WHAT TO WORK ON: Count how many lines contain the word "name". Respond with the number alone.

--- Start of GIVEN RECORDS ---

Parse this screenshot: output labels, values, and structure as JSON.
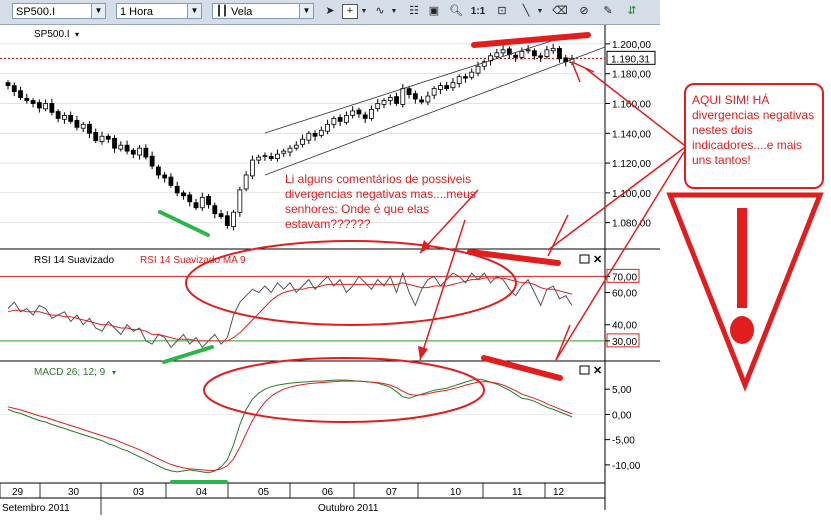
{
  "toolbar": {
    "symbol": "SP500.I",
    "interval": "1 Hora",
    "chart_style": "Vela",
    "icons": [
      "cursor-icon",
      "crosshair-icon",
      "indicator-icon",
      "properties-icon",
      "zoom-icon",
      "scale-1-1-icon",
      "lock-icon",
      "line-tool-icon",
      "eraser-icon",
      "trash-icon",
      "text-tool-icon",
      "candles-icon"
    ],
    "zoom_label": "1:1"
  },
  "panels": {
    "price_label": "SP500.I",
    "rsi_label": "RSI 14 Suavizado",
    "rsi_ma_label": "RSI 14 Suavizado MA 9",
    "macd_label": "MACD 26; 12; 9"
  },
  "annotations": {
    "comment_text": "Li alguns comentários de possiveis divergencias negativas mas....meus senhores: Onde é que elas estavam??????",
    "callout_text": "AQUI SIM! HÁ divergencias negativas nestes dois indicadores....e mais uns tantos!",
    "warning_symbol": "!"
  },
  "colors": {
    "annotation": "#e21d1d",
    "bullish": "#2bb54a",
    "rsi": "#555555",
    "rsi_ma": "#e02020",
    "macd": "#2a7a2a",
    "signal": "#e02020",
    "toolbar": "#d4dde8",
    "price_marker": "#c00000"
  },
  "chart_data": [
    {
      "type": "candlestick",
      "name": "SP500.I",
      "ylim": [
        1065,
        1210
      ],
      "y_ticks": [
        "1.200,00",
        "1.180,00",
        "1.160,00",
        "1.140,00",
        "1.120,00",
        "1.100,00",
        "1.080,00"
      ],
      "y_tick_values": [
        1200,
        1180,
        1160,
        1140,
        1120,
        1100,
        1080
      ],
      "last_price": 1190.31,
      "last_price_label": "1.190,31",
      "close_series": [
        1172,
        1168,
        1164,
        1162,
        1160,
        1157,
        1160,
        1154,
        1150,
        1152,
        1148,
        1144,
        1146,
        1140,
        1135,
        1138,
        1136,
        1130,
        1132,
        1128,
        1126,
        1130,
        1124,
        1118,
        1112,
        1110,
        1105,
        1100,
        1098,
        1094,
        1090,
        1097,
        1092,
        1086,
        1084,
        1078,
        1087,
        1102,
        1112,
        1122,
        1124,
        1125,
        1123,
        1126,
        1128,
        1130,
        1132,
        1136,
        1140,
        1138,
        1142,
        1146,
        1150,
        1148,
        1152,
        1155,
        1153,
        1150,
        1156,
        1160,
        1162,
        1164,
        1160,
        1170,
        1166,
        1163,
        1161,
        1165,
        1170,
        1172,
        1170,
        1174,
        1178,
        1177,
        1181,
        1185,
        1188,
        1192,
        1194,
        1196,
        1193,
        1191,
        1195,
        1196,
        1192,
        1191,
        1196,
        1197,
        1190,
        1188,
        1190
      ]
    },
    {
      "type": "line",
      "name": "RSI",
      "ylim": [
        20,
        82
      ],
      "y_ticks": [
        "70,00",
        "60,00",
        "40,00",
        "30,00"
      ],
      "y_tick_values": [
        70,
        60,
        40,
        30
      ],
      "series": [
        {
          "name": "RSI 14 Suavizado",
          "values": [
            50,
            54,
            48,
            50,
            46,
            52,
            50,
            44,
            46,
            48,
            42,
            46,
            40,
            44,
            38,
            36,
            42,
            38,
            34,
            40,
            36,
            38,
            30,
            28,
            34,
            32,
            26,
            30,
            34,
            28,
            32,
            26,
            30,
            34,
            28,
            32,
            46,
            54,
            58,
            62,
            60,
            64,
            60,
            66,
            62,
            66,
            60,
            64,
            68,
            62,
            66,
            70,
            64,
            68,
            60,
            64,
            70,
            66,
            62,
            68,
            64,
            70,
            60,
            72,
            60,
            52,
            62,
            68,
            70,
            64,
            68,
            72,
            70,
            66,
            72,
            68,
            72,
            66,
            70,
            68,
            62,
            58,
            64,
            68,
            60,
            52,
            62,
            64,
            56,
            58,
            52
          ]
        },
        {
          "name": "RSI 14 Suavizado MA 9",
          "values": [
            48,
            49,
            49,
            48,
            48,
            48,
            47,
            46,
            46,
            45,
            45,
            44,
            43,
            42,
            41,
            40,
            40,
            39,
            38,
            38,
            37,
            37,
            36,
            34,
            34,
            33,
            32,
            31,
            31,
            31,
            30,
            30,
            30,
            30,
            30,
            30,
            32,
            35,
            39,
            43,
            47,
            51,
            55,
            58,
            60,
            61,
            62,
            62,
            63,
            63,
            64,
            65,
            65,
            65,
            65,
            65,
            65,
            65,
            65,
            65,
            65,
            65,
            65,
            66,
            65,
            64,
            63,
            63,
            64,
            64,
            64,
            65,
            66,
            67,
            68,
            68,
            69,
            69,
            69,
            69,
            68,
            67,
            66,
            66,
            65,
            63,
            62,
            62,
            61,
            60,
            59
          ]
        }
      ]
    },
    {
      "type": "line",
      "name": "MACD",
      "ylim": [
        -13,
        9
      ],
      "y_ticks": [
        "5,00",
        "0,00",
        "-5,00",
        "-10,00"
      ],
      "y_tick_values": [
        5,
        0,
        -5,
        -10
      ],
      "series": [
        {
          "name": "MACD",
          "values": [
            1.0,
            0.5,
            0.2,
            -0.3,
            -0.8,
            -1.2,
            -1.5,
            -2.0,
            -2.4,
            -2.8,
            -3.2,
            -3.6,
            -4.0,
            -4.4,
            -4.8,
            -5.2,
            -5.8,
            -6.2,
            -6.8,
            -7.2,
            -7.8,
            -8.4,
            -9.0,
            -9.6,
            -10.2,
            -10.8,
            -11.2,
            -11.4,
            -11.2,
            -11.0,
            -11.2,
            -11.4,
            -11.6,
            -11.2,
            -10.4,
            -9.0,
            -6.0,
            -2.0,
            1.0,
            3.0,
            4.2,
            5.0,
            5.5,
            5.8,
            6.0,
            6.2,
            6.3,
            6.4,
            6.5,
            6.6,
            6.6,
            6.7,
            6.8,
            6.8,
            6.8,
            6.7,
            6.6,
            6.5,
            6.4,
            6.2,
            5.8,
            5.4,
            4.5,
            3.5,
            3.2,
            3.6,
            4.0,
            4.4,
            4.8,
            5.0,
            5.2,
            5.6,
            6.0,
            6.4,
            6.8,
            7.0,
            6.8,
            6.4,
            6.0,
            5.4,
            4.8,
            4.0,
            3.2,
            3.0,
            2.6,
            2.0,
            1.4,
            1.0,
            0.5,
            0.0,
            -0.5
          ]
        },
        {
          "name": "Signal",
          "values": [
            1.5,
            1.2,
            0.9,
            0.5,
            0.1,
            -0.3,
            -0.6,
            -1.0,
            -1.4,
            -1.8,
            -2.2,
            -2.6,
            -3.0,
            -3.4,
            -3.8,
            -4.2,
            -4.6,
            -5.0,
            -5.5,
            -6.0,
            -6.5,
            -7.0,
            -7.6,
            -8.2,
            -8.8,
            -9.4,
            -9.9,
            -10.3,
            -10.6,
            -10.8,
            -10.9,
            -11.0,
            -11.1,
            -11.1,
            -10.8,
            -10.2,
            -8.8,
            -6.5,
            -3.8,
            -1.2,
            0.8,
            2.4,
            3.6,
            4.4,
            5.0,
            5.4,
            5.7,
            5.9,
            6.1,
            6.2,
            6.3,
            6.4,
            6.5,
            6.6,
            6.6,
            6.6,
            6.6,
            6.5,
            6.4,
            6.3,
            6.1,
            5.8,
            5.3,
            4.6,
            4.0,
            3.8,
            3.9,
            4.1,
            4.4,
            4.6,
            4.8,
            5.1,
            5.4,
            5.8,
            6.1,
            6.4,
            6.5,
            6.4,
            6.2,
            5.8,
            5.3,
            4.7,
            4.0,
            3.6,
            3.2,
            2.7,
            2.1,
            1.6,
            1.1,
            0.6,
            0.1
          ]
        }
      ]
    }
  ],
  "x_axis": {
    "day_labels": [
      "29",
      "30",
      "03",
      "04",
      "05",
      "06",
      "07",
      "10",
      "11",
      "12"
    ],
    "month_labels": [
      "Setembro 2011",
      "Outubro 2011"
    ]
  }
}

--- End of GIVEN RECORDS ---

REPLY TO THE TASK: 7